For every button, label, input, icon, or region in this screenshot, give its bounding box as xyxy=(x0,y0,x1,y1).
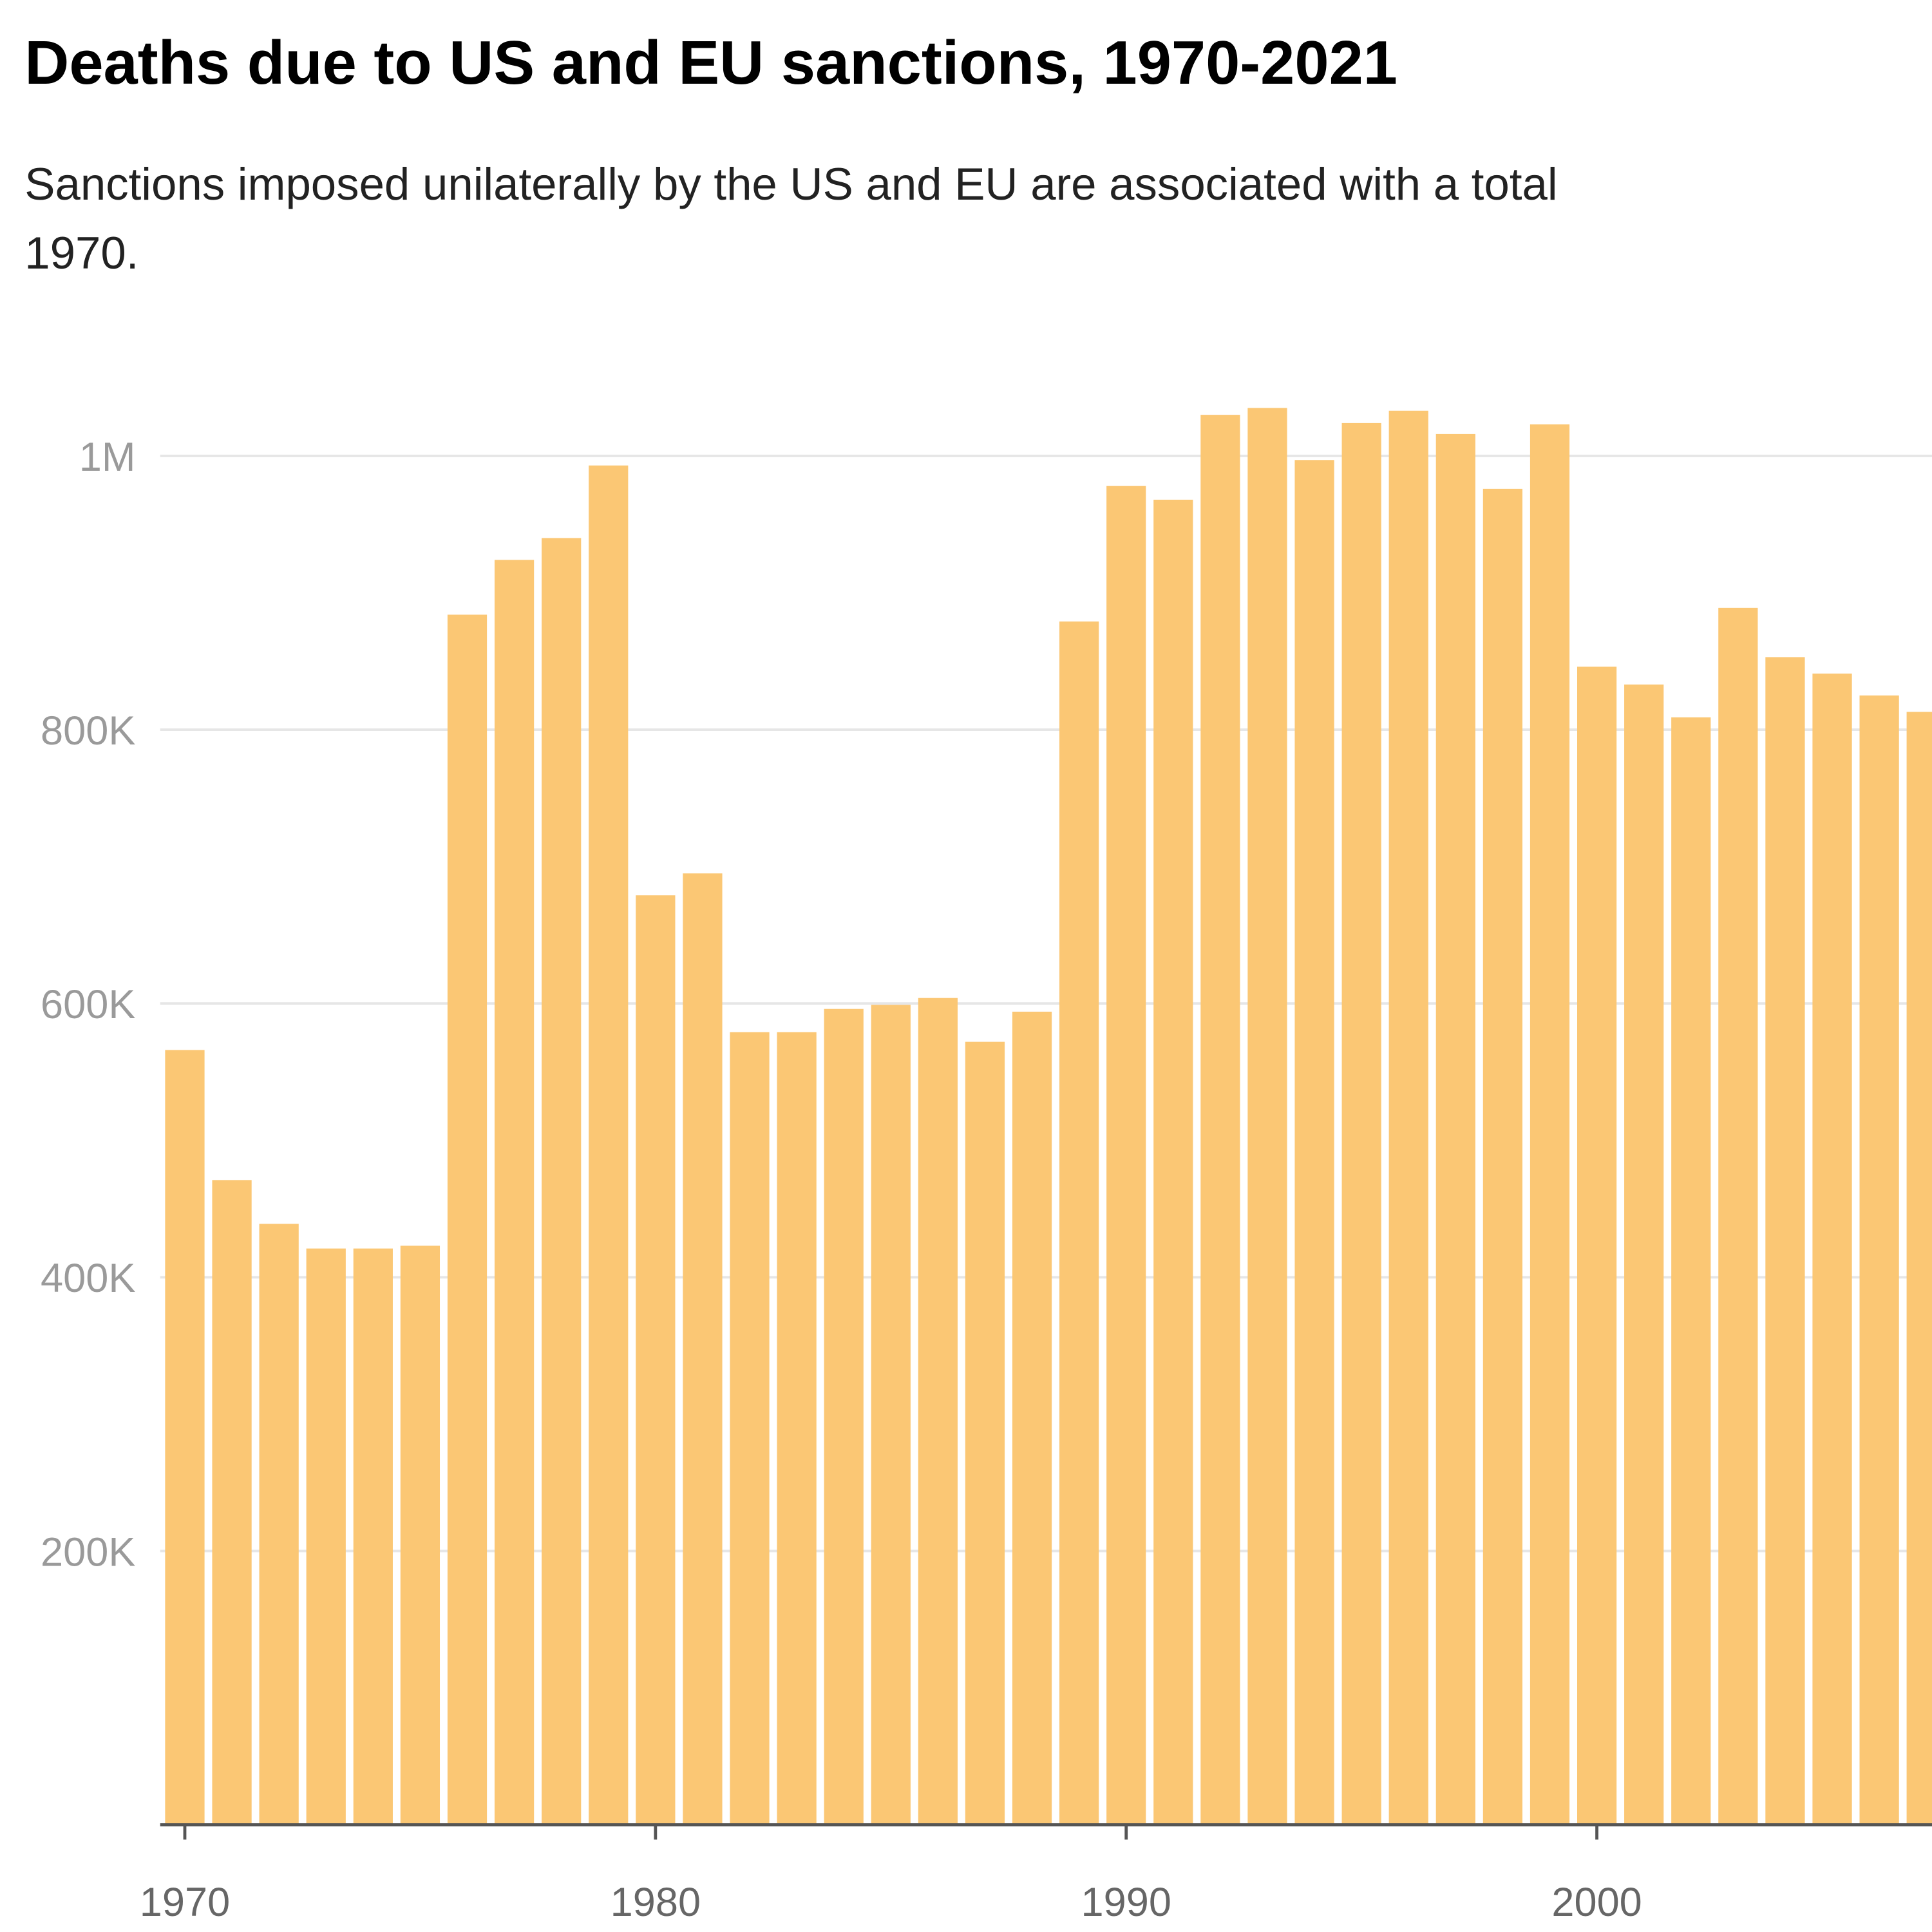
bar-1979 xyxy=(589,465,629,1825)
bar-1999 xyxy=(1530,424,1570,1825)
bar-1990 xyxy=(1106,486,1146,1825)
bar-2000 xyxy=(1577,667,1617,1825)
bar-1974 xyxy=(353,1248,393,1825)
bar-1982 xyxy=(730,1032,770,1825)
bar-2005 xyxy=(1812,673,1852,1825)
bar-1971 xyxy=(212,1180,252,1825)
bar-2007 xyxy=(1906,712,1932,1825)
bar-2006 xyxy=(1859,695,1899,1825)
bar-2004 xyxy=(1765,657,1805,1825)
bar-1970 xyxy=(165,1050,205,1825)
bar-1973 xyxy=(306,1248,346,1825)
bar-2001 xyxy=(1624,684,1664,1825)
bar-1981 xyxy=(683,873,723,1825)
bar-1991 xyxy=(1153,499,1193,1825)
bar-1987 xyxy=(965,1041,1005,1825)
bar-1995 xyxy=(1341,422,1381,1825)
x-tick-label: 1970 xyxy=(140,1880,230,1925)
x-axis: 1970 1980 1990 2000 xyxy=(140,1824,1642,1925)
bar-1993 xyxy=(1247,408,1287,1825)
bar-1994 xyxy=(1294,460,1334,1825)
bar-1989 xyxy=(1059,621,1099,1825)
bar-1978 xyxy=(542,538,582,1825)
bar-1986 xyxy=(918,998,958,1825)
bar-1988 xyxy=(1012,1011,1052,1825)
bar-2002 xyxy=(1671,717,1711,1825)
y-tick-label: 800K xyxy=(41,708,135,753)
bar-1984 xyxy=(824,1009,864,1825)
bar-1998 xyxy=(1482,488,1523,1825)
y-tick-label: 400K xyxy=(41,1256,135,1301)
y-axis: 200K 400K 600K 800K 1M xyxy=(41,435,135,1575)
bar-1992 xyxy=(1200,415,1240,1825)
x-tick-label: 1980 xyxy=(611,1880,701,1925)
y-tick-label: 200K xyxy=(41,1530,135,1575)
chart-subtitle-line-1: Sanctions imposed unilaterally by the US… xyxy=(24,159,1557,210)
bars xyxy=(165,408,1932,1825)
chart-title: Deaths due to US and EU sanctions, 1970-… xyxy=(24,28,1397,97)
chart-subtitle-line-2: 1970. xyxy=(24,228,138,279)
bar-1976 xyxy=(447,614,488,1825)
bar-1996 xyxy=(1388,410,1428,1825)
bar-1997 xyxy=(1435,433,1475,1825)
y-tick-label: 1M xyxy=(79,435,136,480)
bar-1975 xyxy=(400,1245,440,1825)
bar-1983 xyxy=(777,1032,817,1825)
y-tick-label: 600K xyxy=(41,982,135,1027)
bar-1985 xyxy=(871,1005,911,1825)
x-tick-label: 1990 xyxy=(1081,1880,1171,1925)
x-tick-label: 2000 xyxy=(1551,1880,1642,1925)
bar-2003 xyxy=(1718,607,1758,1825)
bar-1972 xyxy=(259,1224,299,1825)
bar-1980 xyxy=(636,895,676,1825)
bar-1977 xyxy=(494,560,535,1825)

---

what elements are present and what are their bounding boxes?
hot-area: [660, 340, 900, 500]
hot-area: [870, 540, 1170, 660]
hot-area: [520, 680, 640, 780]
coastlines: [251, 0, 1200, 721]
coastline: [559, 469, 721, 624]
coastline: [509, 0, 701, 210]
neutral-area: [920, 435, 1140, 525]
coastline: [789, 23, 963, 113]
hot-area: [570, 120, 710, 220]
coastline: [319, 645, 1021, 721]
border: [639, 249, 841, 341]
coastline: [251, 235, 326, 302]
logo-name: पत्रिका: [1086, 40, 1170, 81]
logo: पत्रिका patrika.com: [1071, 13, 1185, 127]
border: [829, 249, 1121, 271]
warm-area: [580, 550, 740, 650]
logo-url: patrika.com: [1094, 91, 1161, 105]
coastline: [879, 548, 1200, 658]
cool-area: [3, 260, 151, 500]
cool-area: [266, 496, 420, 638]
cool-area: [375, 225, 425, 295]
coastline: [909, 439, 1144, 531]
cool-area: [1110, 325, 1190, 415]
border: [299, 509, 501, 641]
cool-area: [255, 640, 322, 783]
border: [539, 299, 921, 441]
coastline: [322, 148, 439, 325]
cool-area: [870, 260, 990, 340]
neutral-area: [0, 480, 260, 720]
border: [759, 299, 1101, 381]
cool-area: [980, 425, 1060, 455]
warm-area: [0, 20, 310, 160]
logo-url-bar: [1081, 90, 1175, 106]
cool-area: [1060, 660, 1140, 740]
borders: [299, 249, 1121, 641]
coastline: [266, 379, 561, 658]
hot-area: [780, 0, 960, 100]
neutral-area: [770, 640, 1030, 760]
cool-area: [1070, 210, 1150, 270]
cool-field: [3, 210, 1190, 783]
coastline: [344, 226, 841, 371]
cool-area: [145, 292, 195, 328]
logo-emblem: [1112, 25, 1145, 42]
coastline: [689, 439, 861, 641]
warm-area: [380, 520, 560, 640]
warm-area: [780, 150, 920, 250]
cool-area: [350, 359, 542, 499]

...

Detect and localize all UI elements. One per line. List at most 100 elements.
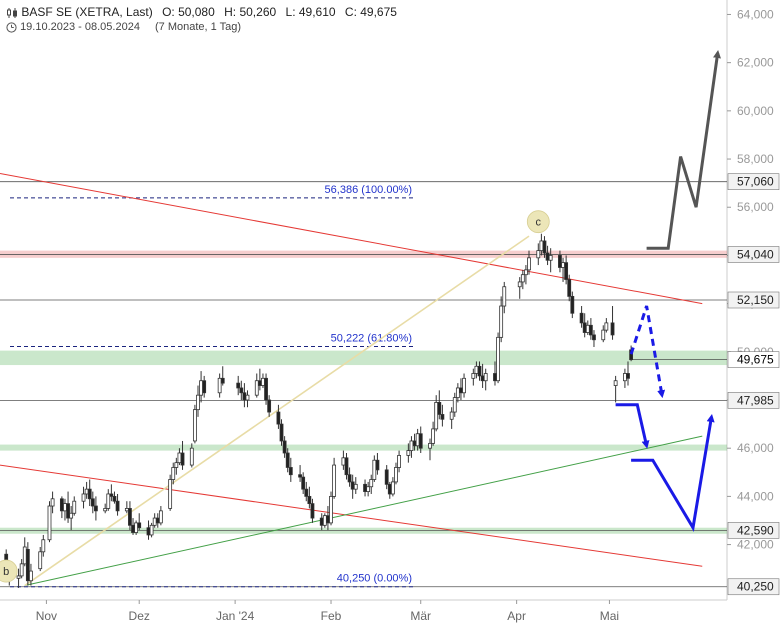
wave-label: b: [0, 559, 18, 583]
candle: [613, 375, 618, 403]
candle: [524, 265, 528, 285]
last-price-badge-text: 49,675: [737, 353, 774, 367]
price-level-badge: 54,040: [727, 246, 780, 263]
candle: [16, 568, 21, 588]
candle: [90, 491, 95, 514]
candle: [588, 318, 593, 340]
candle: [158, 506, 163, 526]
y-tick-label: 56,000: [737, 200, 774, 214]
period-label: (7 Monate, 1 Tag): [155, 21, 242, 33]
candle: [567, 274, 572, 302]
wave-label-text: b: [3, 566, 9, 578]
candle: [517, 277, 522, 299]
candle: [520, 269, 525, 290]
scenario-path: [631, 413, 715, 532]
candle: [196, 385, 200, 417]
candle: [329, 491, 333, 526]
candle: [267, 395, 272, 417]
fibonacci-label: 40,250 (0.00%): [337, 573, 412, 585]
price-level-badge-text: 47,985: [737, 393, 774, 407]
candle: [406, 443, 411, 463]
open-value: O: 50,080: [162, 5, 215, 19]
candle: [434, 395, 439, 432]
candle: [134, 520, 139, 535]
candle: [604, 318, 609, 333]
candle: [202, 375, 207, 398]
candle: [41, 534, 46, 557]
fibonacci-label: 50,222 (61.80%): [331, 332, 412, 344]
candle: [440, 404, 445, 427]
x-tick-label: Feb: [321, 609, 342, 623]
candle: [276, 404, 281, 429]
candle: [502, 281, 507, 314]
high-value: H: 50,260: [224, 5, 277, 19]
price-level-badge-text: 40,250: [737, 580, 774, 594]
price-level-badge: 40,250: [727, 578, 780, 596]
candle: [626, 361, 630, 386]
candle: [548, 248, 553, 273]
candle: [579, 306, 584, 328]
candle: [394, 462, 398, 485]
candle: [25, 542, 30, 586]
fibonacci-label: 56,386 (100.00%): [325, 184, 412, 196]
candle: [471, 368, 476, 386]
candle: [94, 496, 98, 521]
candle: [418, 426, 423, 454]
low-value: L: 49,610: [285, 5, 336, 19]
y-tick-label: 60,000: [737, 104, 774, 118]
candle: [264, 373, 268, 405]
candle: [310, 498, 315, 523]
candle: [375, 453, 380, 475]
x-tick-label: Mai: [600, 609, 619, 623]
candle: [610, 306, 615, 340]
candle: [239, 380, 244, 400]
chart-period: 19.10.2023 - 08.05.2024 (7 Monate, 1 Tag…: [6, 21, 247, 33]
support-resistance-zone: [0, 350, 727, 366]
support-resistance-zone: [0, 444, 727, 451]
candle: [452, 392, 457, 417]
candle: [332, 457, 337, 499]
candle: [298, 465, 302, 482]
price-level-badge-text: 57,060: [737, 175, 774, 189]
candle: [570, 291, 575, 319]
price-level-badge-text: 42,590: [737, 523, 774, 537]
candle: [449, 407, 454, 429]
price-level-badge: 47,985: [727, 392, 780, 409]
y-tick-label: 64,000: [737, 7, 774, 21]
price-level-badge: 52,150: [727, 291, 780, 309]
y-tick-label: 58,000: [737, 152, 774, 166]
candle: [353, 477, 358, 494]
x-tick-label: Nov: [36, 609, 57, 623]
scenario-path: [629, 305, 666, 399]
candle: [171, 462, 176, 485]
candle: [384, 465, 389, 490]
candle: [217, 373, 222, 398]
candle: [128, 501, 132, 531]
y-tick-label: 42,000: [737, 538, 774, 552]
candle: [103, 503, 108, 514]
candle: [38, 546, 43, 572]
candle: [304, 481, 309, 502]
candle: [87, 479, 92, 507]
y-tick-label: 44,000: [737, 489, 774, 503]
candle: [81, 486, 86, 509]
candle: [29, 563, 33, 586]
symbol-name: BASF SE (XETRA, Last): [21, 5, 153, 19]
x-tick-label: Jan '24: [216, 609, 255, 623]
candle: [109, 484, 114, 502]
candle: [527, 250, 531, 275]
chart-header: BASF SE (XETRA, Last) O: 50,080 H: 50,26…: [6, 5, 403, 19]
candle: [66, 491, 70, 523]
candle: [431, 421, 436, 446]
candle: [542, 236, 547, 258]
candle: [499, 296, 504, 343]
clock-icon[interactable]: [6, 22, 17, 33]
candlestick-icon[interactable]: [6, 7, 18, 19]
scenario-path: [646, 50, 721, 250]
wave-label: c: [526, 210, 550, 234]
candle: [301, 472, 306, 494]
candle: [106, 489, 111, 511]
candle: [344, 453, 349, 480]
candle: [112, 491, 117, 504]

What to work on | Please copy the data lines between the one holding "wave-label: b: [0, 559, 18, 583]" and the one holding "candle: [440, 404, 445, 427]", inclusive, and reproduce them without any change.

Correct result |
wave-label: b: [0, 559, 18, 583]
candle: [613, 375, 618, 403]
candle: [524, 265, 528, 285]
last-price-badge-text: 49,675: [737, 353, 774, 367]
price-level-badge: 54,040: [727, 246, 780, 263]
candle: [16, 568, 21, 588]
candle: [90, 491, 95, 514]
candle: [588, 318, 593, 340]
candle: [158, 506, 163, 526]
y-tick-label: 56,000: [737, 200, 774, 214]
period-label: (7 Monate, 1 Tag): [155, 21, 242, 33]
candle: [567, 274, 572, 302]
wave-label-text: b: [3, 566, 9, 578]
candle: [517, 277, 522, 299]
candle: [520, 269, 525, 290]
scenario-path: [631, 413, 715, 532]
candle: [196, 385, 200, 417]
candle: [329, 491, 333, 526]
candle: [267, 395, 272, 417]
fibonacci-label: 40,250 (0.00%): [337, 573, 412, 585]
price-level-badge-text: 47,985: [737, 393, 774, 407]
candle: [406, 443, 411, 463]
open-value: O: 50,080: [162, 5, 215, 19]
candle: [434, 395, 439, 432]
candle: [134, 520, 139, 535]
candle: [604, 318, 609, 333]
candle: [202, 375, 207, 398]
candle: [41, 534, 46, 557]
fibonacci-label: 50,222 (61.80%): [331, 332, 412, 344]
candle: [440, 404, 445, 427]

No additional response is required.